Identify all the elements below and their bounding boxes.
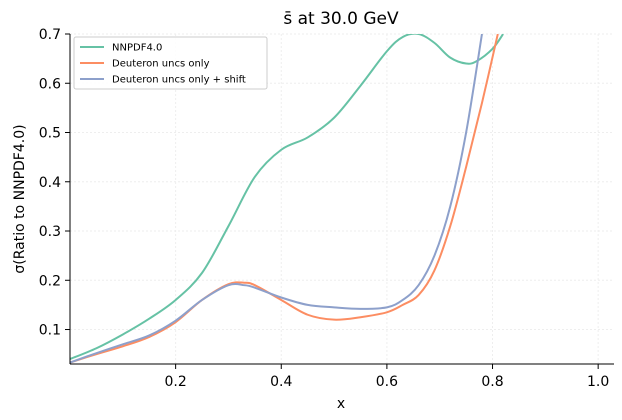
legend-label-nnpdf4-0: NNPDF4.0 [112, 43, 162, 54]
x-axis-label: x [337, 396, 345, 412]
chart-title: s̄ at 30.0 GeV [283, 9, 399, 29]
grid [70, 33, 614, 364]
y-tick-label: 0.3 [39, 224, 61, 240]
y-tick-label: 0.1 [39, 323, 61, 339]
x-tick-label: 1.0 [587, 374, 609, 390]
y-tick-label: 0.2 [39, 273, 61, 289]
legend-box [73, 36, 268, 90]
x-ticks: 0.2 0.4 0.6 0.8 1.0 [164, 364, 609, 390]
legend-label-deuteron-uncs-only-shift: Deuteron uncs only + shift [112, 75, 246, 86]
y-tick-label: 0.7 [39, 27, 61, 43]
series-line-deuteron-uncs-only-shift [70, 34, 483, 364]
x-tick-label: 0.4 [270, 374, 292, 390]
legend-label-deuteron-uncs-only: Deuteron uncs only [112, 59, 210, 70]
y-tick-label: 0.4 [39, 175, 61, 191]
legend-items: NNPDF4.0 Deuteron uncs only Deuteron uncs … [80, 43, 246, 86]
legend: NNPDF4.0 Deuteron uncs only Deuteron uncs … [73, 36, 268, 90]
y-tick-label: 0.6 [39, 76, 61, 92]
y-tick-label: 0.5 [39, 126, 61, 142]
y-ticks: 0.1 0.2 0.3 0.4 0.5 0.6 0.7 [39, 27, 70, 339]
x-tick-label: 0.6 [376, 374, 398, 390]
series-group [70, 34, 504, 364]
y-axis-label: σ(Ratio to NNPDF4.0) [12, 124, 28, 273]
x-tick-label: 0.2 [164, 374, 186, 390]
x-tick-label: 0.8 [481, 374, 503, 390]
series-line-deuteron-uncs-only [70, 34, 499, 364]
series-line-nnpdf4-0 [70, 34, 504, 360]
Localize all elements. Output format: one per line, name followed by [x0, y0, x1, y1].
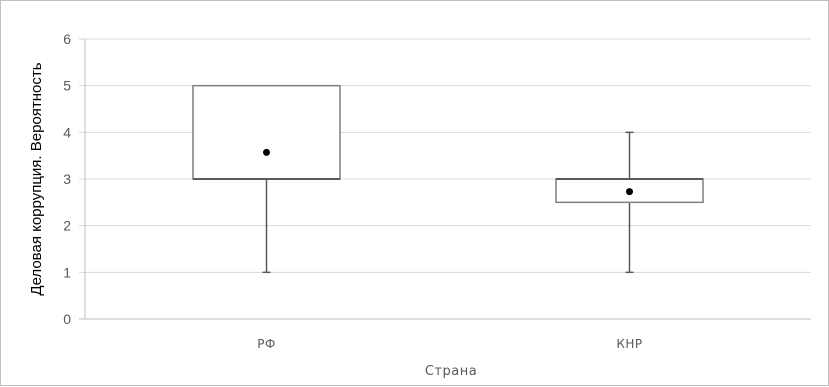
y-tick-label: 0 [63, 311, 71, 327]
y-tick-label: 6 [63, 31, 71, 47]
y-tick-label: 2 [63, 218, 71, 234]
x-category-label: КНР [616, 337, 642, 351]
y-tick-label: 4 [63, 124, 71, 140]
x-axis-title: Страна [425, 364, 477, 379]
y-axis-title: Деловая коррупция. Вероятность [28, 62, 45, 295]
y-tick-label: 1 [63, 264, 71, 280]
mean-marker [263, 148, 270, 156]
y-tick-label: 5 [63, 78, 71, 94]
y-tick-label: 3 [63, 171, 71, 187]
box-iqr [192, 84, 341, 180]
mean-marker [626, 188, 633, 196]
x-category-label: РФ [257, 337, 276, 351]
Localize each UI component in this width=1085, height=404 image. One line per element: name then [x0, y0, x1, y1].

--- 작업 지침 ---
위 데이터에서 "legend-label-nnpdf4-0: NNPDF4.0 [112, 43, 162, 54]" 문구가 있는 줄부터 시작해 "x-tick-label: 1.0 [587, 374, 609, 390]" 문구가 있는 줄까지 Markdown 표로 변환하세요. 열 이름은 '번호'와 '데이터 줄'로 하고 빈 줄은 빼세요.

--- 정답 풀이 ---
| 번호 | 데이터 줄 |
|---|---|
| 1 | legend-label-nnpdf4-0: NNPDF4.0 [112, 43, 162, 54] |
| 2 | x-axis-label: x [337, 396, 345, 412] |
| 3 | chart-title: s̄ at 30.0 GeV [283, 9, 399, 29] |
| 4 | grid [70, 33, 614, 364] |
| 5 | y-tick-label: 0.3 [39, 224, 61, 240] |
| 6 | y-tick-label: 0.1 [39, 323, 61, 339] |
| 7 | x-tick-label: 1.0 [587, 374, 609, 390] |